WRITTEN REQUEST ▸ In the material below, find every line with "ellers" and pull it out.

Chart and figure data
========================================================================
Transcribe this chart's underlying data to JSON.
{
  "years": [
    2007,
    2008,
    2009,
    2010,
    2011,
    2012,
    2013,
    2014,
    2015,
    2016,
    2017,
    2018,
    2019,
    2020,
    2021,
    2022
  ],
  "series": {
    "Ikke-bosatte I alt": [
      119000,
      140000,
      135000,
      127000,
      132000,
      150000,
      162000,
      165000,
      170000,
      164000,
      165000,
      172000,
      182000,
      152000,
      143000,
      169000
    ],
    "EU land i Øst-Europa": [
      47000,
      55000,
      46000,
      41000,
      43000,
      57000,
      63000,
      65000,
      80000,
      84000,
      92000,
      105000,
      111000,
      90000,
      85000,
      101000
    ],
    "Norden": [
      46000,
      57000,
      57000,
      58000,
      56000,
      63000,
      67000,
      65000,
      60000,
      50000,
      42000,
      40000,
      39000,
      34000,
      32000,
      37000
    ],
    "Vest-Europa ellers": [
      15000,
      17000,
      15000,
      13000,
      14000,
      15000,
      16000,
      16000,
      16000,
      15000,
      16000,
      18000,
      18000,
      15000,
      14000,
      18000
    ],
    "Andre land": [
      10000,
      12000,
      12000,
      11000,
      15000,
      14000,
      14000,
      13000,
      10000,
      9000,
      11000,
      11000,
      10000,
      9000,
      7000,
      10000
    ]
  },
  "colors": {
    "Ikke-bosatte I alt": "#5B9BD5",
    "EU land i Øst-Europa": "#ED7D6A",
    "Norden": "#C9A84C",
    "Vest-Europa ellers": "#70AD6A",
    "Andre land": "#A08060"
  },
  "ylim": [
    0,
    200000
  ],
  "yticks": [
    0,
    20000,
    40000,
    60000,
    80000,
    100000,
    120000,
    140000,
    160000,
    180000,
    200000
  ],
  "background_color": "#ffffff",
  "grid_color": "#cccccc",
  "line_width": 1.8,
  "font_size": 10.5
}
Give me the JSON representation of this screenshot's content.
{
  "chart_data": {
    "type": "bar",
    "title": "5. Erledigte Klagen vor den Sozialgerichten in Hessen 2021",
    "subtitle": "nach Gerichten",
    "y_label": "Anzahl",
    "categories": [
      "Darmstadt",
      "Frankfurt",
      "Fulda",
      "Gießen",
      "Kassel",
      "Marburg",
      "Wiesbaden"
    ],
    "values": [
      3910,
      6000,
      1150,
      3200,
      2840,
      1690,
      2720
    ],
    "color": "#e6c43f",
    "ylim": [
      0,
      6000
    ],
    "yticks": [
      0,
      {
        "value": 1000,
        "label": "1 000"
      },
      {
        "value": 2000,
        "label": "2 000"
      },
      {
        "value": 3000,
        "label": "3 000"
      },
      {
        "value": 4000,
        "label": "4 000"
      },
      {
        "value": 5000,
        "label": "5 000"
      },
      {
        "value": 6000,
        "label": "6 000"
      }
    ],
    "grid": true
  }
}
========================================================================
SOLVED EXERCISE ▸
    "Vest-Europa ellers": [
    "Vest-Europa ellers": "#70AD6A",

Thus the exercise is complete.